**TASK PROMPT:**
Without the images, write out the whole listing exactly.

**PROVIDED RECORDS:**

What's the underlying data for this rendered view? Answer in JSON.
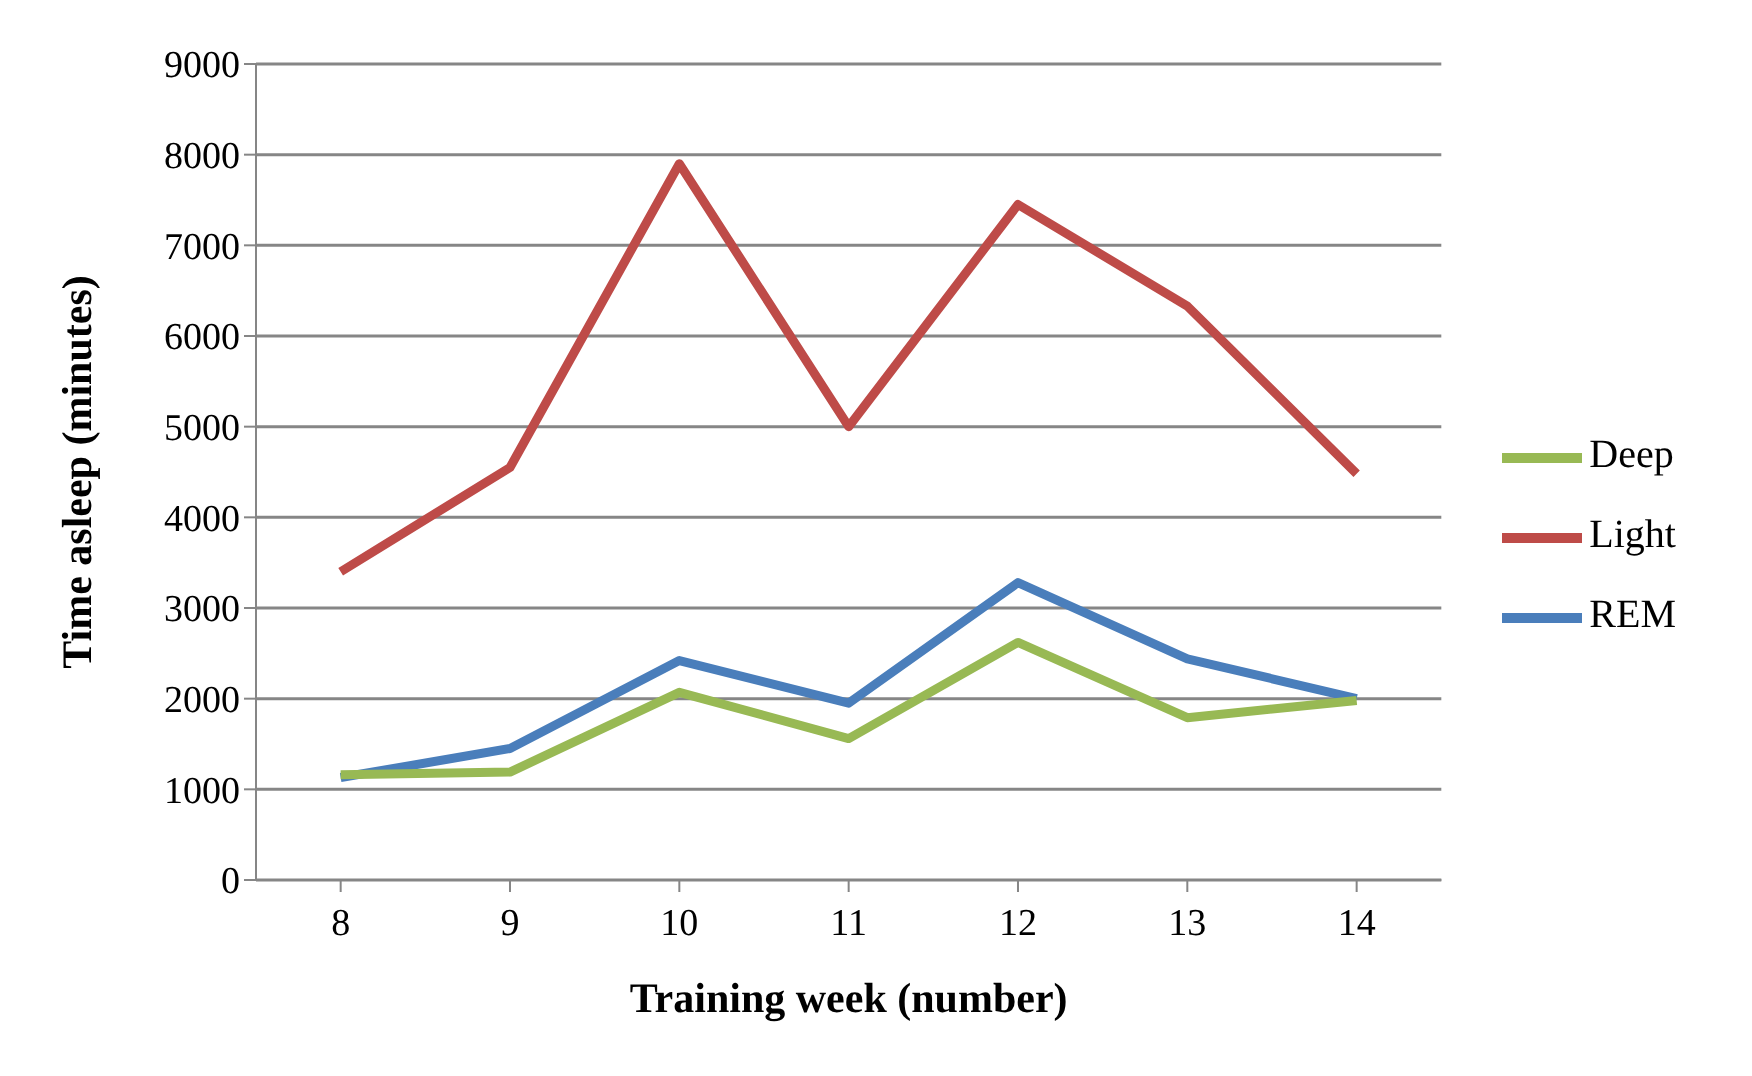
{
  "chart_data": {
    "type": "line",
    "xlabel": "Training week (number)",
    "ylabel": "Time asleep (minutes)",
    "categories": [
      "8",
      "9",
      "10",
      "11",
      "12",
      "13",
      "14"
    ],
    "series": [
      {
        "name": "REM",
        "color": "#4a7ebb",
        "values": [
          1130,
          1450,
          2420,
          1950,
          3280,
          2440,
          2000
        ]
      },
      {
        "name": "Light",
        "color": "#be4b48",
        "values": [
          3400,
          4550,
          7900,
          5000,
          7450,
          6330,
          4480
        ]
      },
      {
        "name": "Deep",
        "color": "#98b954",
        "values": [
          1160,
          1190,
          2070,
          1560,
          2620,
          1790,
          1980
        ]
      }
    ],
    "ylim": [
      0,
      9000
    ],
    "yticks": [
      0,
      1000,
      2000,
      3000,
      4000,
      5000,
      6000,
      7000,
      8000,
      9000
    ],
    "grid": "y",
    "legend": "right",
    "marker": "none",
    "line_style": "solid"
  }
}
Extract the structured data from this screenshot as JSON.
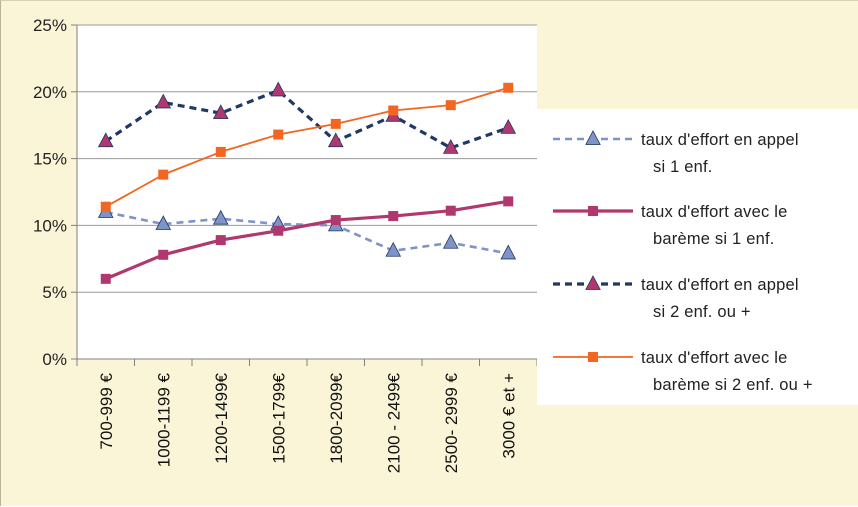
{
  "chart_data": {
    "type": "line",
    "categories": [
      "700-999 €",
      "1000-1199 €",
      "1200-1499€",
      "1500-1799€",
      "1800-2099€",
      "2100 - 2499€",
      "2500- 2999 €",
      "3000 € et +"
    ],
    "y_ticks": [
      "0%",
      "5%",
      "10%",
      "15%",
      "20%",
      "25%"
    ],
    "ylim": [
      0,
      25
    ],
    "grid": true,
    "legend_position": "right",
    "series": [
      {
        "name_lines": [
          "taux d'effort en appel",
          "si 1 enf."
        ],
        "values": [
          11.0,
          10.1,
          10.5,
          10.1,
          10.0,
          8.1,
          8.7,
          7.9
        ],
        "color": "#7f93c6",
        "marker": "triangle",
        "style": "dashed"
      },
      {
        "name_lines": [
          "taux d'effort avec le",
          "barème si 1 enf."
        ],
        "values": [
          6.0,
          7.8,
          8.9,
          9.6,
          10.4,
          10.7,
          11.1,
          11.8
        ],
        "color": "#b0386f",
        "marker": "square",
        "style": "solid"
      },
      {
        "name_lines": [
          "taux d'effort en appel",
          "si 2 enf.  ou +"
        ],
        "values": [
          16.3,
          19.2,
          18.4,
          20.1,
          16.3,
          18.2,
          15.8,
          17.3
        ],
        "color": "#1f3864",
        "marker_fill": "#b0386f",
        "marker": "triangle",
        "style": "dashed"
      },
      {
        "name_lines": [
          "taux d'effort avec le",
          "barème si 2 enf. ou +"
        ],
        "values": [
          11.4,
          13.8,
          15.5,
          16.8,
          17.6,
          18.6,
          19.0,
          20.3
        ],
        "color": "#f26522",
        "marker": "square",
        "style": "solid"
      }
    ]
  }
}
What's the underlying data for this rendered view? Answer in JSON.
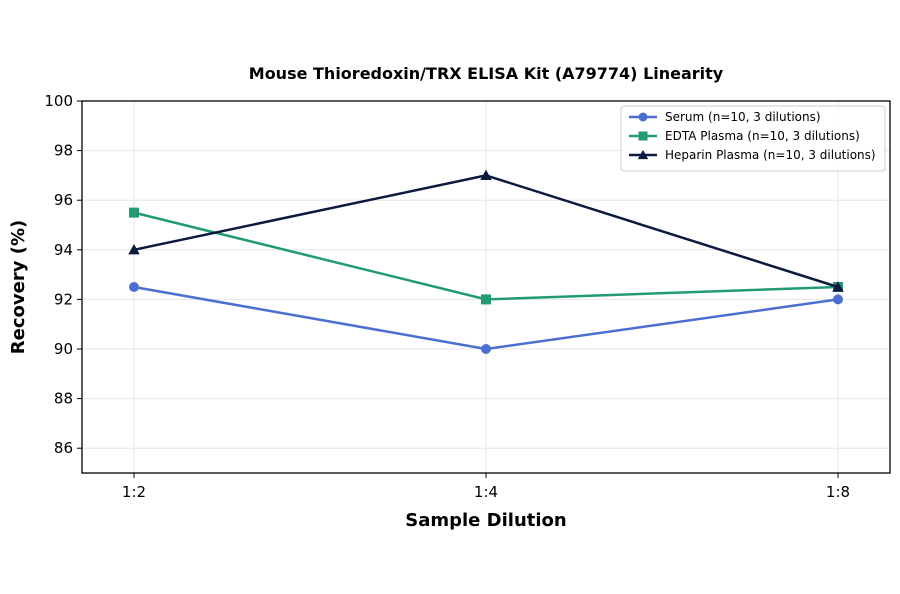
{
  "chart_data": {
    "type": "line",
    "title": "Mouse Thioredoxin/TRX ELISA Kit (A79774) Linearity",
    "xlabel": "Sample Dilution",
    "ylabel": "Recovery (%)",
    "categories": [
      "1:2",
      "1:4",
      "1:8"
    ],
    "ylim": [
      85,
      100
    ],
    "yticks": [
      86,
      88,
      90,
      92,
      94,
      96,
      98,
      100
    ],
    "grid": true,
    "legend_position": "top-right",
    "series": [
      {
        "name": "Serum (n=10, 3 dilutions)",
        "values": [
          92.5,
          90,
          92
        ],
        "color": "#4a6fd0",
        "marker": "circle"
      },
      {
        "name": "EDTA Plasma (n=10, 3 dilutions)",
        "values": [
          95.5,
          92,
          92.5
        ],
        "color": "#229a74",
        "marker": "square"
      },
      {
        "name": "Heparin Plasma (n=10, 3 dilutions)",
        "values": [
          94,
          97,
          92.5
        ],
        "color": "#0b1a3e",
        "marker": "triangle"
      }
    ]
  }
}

**REPLY TO THE EXERCISE:**
What's the underlying data for this rendered view? Answer in JSON.
{
  "chart_data": {
    "type": "line",
    "xlabel": "Training week (number)",
    "ylabel": "Time asleep (minutes)",
    "categories": [
      "8",
      "9",
      "10",
      "11",
      "12",
      "13",
      "14"
    ],
    "series": [
      {
        "name": "REM",
        "color": "#4a7ebb",
        "values": [
          1130,
          1450,
          2420,
          1950,
          3280,
          2440,
          2000
        ]
      },
      {
        "name": "Light",
        "color": "#be4b48",
        "values": [
          3400,
          4550,
          7900,
          5000,
          7450,
          6330,
          4480
        ]
      },
      {
        "name": "Deep",
        "color": "#98b954",
        "values": [
          1160,
          1190,
          2070,
          1560,
          2620,
          1790,
          1980
        ]
      }
    ],
    "ylim": [
      0,
      9000
    ],
    "yticks": [
      0,
      1000,
      2000,
      3000,
      4000,
      5000,
      6000,
      7000,
      8000,
      9000
    ],
    "grid": "y",
    "legend": "right",
    "marker": "none",
    "line_style": "solid"
  }
}
Extract the structured data from this screenshot as JSON.
{
  "chart_data": {
    "type": "line",
    "categories": [
      "700-999 €",
      "1000-1199 €",
      "1200-1499€",
      "1500-1799€",
      "1800-2099€",
      "2100 - 2499€",
      "2500- 2999 €",
      "3000 € et +"
    ],
    "y_ticks": [
      "0%",
      "5%",
      "10%",
      "15%",
      "20%",
      "25%"
    ],
    "ylim": [
      0,
      25
    ],
    "grid": true,
    "legend_position": "right",
    "series": [
      {
        "name_lines": [
          "taux d'effort en appel",
          "si 1 enf."
        ],
        "values": [
          11.0,
          10.1,
          10.5,
          10.1,
          10.0,
          8.1,
          8.7,
          7.9
        ],
        "color": "#7f93c6",
        "marker": "triangle",
        "style": "dashed"
      },
      {
        "name_lines": [
          "taux d'effort avec le",
          "barème si 1 enf."
        ],
        "values": [
          6.0,
          7.8,
          8.9,
          9.6,
          10.4,
          10.7,
          11.1,
          11.8
        ],
        "color": "#b0386f",
        "marker": "square",
        "style": "solid"
      },
      {
        "name_lines": [
          "taux d'effort en appel",
          "si 2 enf.  ou +"
        ],
        "values": [
          16.3,
          19.2,
          18.4,
          20.1,
          16.3,
          18.2,
          15.8,
          17.3
        ],
        "color": "#1f3864",
        "marker_fill": "#b0386f",
        "marker": "triangle",
        "style": "dashed"
      },
      {
        "name_lines": [
          "taux d'effort avec le",
          "barème si 2 enf. ou +"
        ],
        "values": [
          11.4,
          13.8,
          15.5,
          16.8,
          17.6,
          18.6,
          19.0,
          20.3
        ],
        "color": "#f26522",
        "marker": "square",
        "style": "solid"
      }
    ]
  }
}
What's the underlying data for this rendered view? Answer in JSON.
{
  "chart_data": {
    "type": "line",
    "title": "Mouse Thioredoxin/TRX ELISA Kit (A79774) Linearity",
    "xlabel": "Sample Dilution",
    "ylabel": "Recovery (%)",
    "categories": [
      "1:2",
      "1:4",
      "1:8"
    ],
    "ylim": [
      85,
      100
    ],
    "yticks": [
      86,
      88,
      90,
      92,
      94,
      96,
      98,
      100
    ],
    "grid": true,
    "legend_position": "top-right",
    "series": [
      {
        "name": "Serum (n=10, 3 dilutions)",
        "values": [
          92.5,
          90,
          92
        ],
        "color": "#4a6fd0",
        "marker": "circle"
      },
      {
        "name": "EDTA Plasma (n=10, 3 dilutions)",
        "values": [
          95.5,
          92,
          92.5
        ],
        "color": "#229a74",
        "marker": "square"
      },
      {
        "name": "Heparin Plasma (n=10, 3 dilutions)",
        "values": [
          94,
          97,
          92.5
        ],
        "color": "#0b1a3e",
        "marker": "triangle"
      }
    ]
  }
}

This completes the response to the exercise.